* [JOB]
Restate the full listing word for word and leave the pictures out.

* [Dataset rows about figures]
------------------------------------------------------------------------
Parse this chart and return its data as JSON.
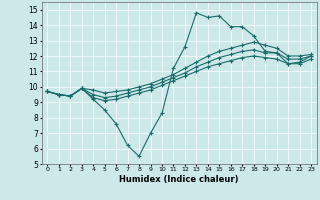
{
  "xlabel": "Humidex (Indice chaleur)",
  "xlim": [
    -0.5,
    23.5
  ],
  "ylim": [
    5,
    15.5
  ],
  "yticks": [
    5,
    6,
    7,
    8,
    9,
    10,
    11,
    12,
    13,
    14,
    15
  ],
  "xticks": [
    0,
    1,
    2,
    3,
    4,
    5,
    6,
    7,
    8,
    9,
    10,
    11,
    12,
    13,
    14,
    15,
    16,
    17,
    18,
    19,
    20,
    21,
    22,
    23
  ],
  "bg_color": "#cce8e8",
  "line_color": "#1a6b6b",
  "series": [
    {
      "x": [
        0,
        1,
        2,
        3,
        4,
        5,
        6,
        7,
        8,
        9,
        10,
        11,
        12,
        13,
        14,
        15,
        16,
        17,
        18,
        19,
        20,
        21,
        22,
        23
      ],
      "y": [
        9.7,
        9.5,
        9.4,
        9.9,
        9.2,
        8.5,
        7.6,
        6.2,
        5.5,
        7.0,
        8.3,
        11.2,
        12.6,
        14.8,
        14.5,
        14.6,
        13.9,
        13.9,
        13.3,
        12.3,
        12.2,
        11.5,
        11.6,
        12.0
      ]
    },
    {
      "x": [
        0,
        1,
        2,
        3,
        4,
        5,
        6,
        7,
        8,
        9,
        10,
        11,
        12,
        13,
        14,
        15,
        16,
        17,
        18,
        19,
        20,
        21,
        22,
        23
      ],
      "y": [
        9.7,
        9.5,
        9.4,
        9.9,
        9.8,
        9.6,
        9.7,
        9.8,
        10.0,
        10.2,
        10.5,
        10.8,
        11.2,
        11.6,
        12.0,
        12.3,
        12.5,
        12.7,
        12.9,
        12.7,
        12.5,
        12.0,
        12.0,
        12.1
      ]
    },
    {
      "x": [
        0,
        1,
        2,
        3,
        4,
        5,
        6,
        7,
        8,
        9,
        10,
        11,
        12,
        13,
        14,
        15,
        16,
        17,
        18,
        19,
        20,
        21,
        22,
        23
      ],
      "y": [
        9.7,
        9.5,
        9.4,
        9.9,
        9.5,
        9.3,
        9.4,
        9.6,
        9.8,
        10.0,
        10.3,
        10.6,
        10.9,
        11.3,
        11.6,
        11.9,
        12.1,
        12.3,
        12.4,
        12.2,
        12.2,
        11.8,
        11.8,
        12.0
      ]
    },
    {
      "x": [
        0,
        1,
        2,
        3,
        4,
        5,
        6,
        7,
        8,
        9,
        10,
        11,
        12,
        13,
        14,
        15,
        16,
        17,
        18,
        19,
        20,
        21,
        22,
        23
      ],
      "y": [
        9.7,
        9.5,
        9.4,
        9.9,
        9.3,
        9.1,
        9.2,
        9.4,
        9.6,
        9.8,
        10.1,
        10.4,
        10.7,
        11.0,
        11.3,
        11.5,
        11.7,
        11.9,
        12.0,
        11.9,
        11.8,
        11.5,
        11.5,
        11.8
      ]
    }
  ]
}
------------------------------------------------------------------------
* [RESPONSE TO THIS TASK]
Parse this chart and return its data as JSON.
{
  "xlabel": "Humidex (Indice chaleur)",
  "xlim": [
    -0.5,
    23.5
  ],
  "ylim": [
    5,
    15.5
  ],
  "yticks": [
    5,
    6,
    7,
    8,
    9,
    10,
    11,
    12,
    13,
    14,
    15
  ],
  "xticks": [
    0,
    1,
    2,
    3,
    4,
    5,
    6,
    7,
    8,
    9,
    10,
    11,
    12,
    13,
    14,
    15,
    16,
    17,
    18,
    19,
    20,
    21,
    22,
    23
  ],
  "bg_color": "#cce8e8",
  "line_color": "#1a6b6b",
  "series": [
    {
      "x": [
        0,
        1,
        2,
        3,
        4,
        5,
        6,
        7,
        8,
        9,
        10,
        11,
        12,
        13,
        14,
        15,
        16,
        17,
        18,
        19,
        20,
        21,
        22,
        23
      ],
      "y": [
        9.7,
        9.5,
        9.4,
        9.9,
        9.2,
        8.5,
        7.6,
        6.2,
        5.5,
        7.0,
        8.3,
        11.2,
        12.6,
        14.8,
        14.5,
        14.6,
        13.9,
        13.9,
        13.3,
        12.3,
        12.2,
        11.5,
        11.6,
        12.0
      ]
    },
    {
      "x": [
        0,
        1,
        2,
        3,
        4,
        5,
        6,
        7,
        8,
        9,
        10,
        11,
        12,
        13,
        14,
        15,
        16,
        17,
        18,
        19,
        20,
        21,
        22,
        23
      ],
      "y": [
        9.7,
        9.5,
        9.4,
        9.9,
        9.8,
        9.6,
        9.7,
        9.8,
        10.0,
        10.2,
        10.5,
        10.8,
        11.2,
        11.6,
        12.0,
        12.3,
        12.5,
        12.7,
        12.9,
        12.7,
        12.5,
        12.0,
        12.0,
        12.1
      ]
    },
    {
      "x": [
        0,
        1,
        2,
        3,
        4,
        5,
        6,
        7,
        8,
        9,
        10,
        11,
        12,
        13,
        14,
        15,
        16,
        17,
        18,
        19,
        20,
        21,
        22,
        23
      ],
      "y": [
        9.7,
        9.5,
        9.4,
        9.9,
        9.5,
        9.3,
        9.4,
        9.6,
        9.8,
        10.0,
        10.3,
        10.6,
        10.9,
        11.3,
        11.6,
        11.9,
        12.1,
        12.3,
        12.4,
        12.2,
        12.2,
        11.8,
        11.8,
        12.0
      ]
    },
    {
      "x": [
        0,
        1,
        2,
        3,
        4,
        5,
        6,
        7,
        8,
        9,
        10,
        11,
        12,
        13,
        14,
        15,
        16,
        17,
        18,
        19,
        20,
        21,
        22,
        23
      ],
      "y": [
        9.7,
        9.5,
        9.4,
        9.9,
        9.3,
        9.1,
        9.2,
        9.4,
        9.6,
        9.8,
        10.1,
        10.4,
        10.7,
        11.0,
        11.3,
        11.5,
        11.7,
        11.9,
        12.0,
        11.9,
        11.8,
        11.5,
        11.5,
        11.8
      ]
    }
  ]
}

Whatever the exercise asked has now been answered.